Written task
Take every line from the material that has the word "system" in it.

Data extract

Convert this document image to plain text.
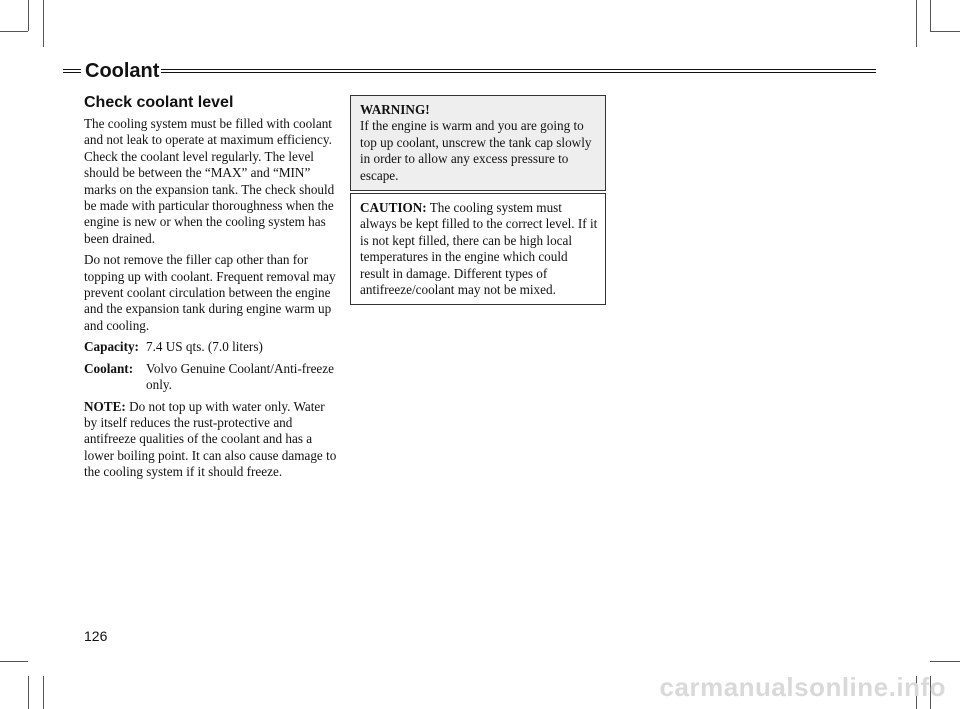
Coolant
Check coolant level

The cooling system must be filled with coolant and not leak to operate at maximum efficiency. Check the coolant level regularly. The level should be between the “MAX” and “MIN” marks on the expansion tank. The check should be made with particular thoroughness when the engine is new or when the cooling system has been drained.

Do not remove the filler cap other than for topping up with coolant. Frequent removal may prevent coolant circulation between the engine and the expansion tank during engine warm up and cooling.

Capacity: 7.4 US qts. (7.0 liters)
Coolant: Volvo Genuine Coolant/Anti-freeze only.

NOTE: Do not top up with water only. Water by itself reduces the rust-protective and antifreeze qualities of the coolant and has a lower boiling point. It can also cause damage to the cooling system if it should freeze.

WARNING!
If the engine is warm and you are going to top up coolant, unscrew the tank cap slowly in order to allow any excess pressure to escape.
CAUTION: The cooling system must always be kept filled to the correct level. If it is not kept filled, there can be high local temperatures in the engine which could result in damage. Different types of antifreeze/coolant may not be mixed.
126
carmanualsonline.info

Output for this task
The cooling system must be filled with coolant and not leak to operate at maximum efficiency. Check the coolant level regularly. The level should be between the “MAX” and “MIN” marks on the expansion tank. The check should be made with particular thoroughness when the engine is new or when the cooling system has been drained.
NOTE: Do not top up with water only. Water by itself reduces the rust-protective and antifreeze qualities of the coolant and has a lower boiling point. It can also cause damage to the cooling system if it should freeze.
CAUTION: The cooling system must always be kept filled to the correct level. If it is not kept filled, there can be high local temperatures in the engine which could result in damage. Different types of antifreeze/coolant may not be mixed.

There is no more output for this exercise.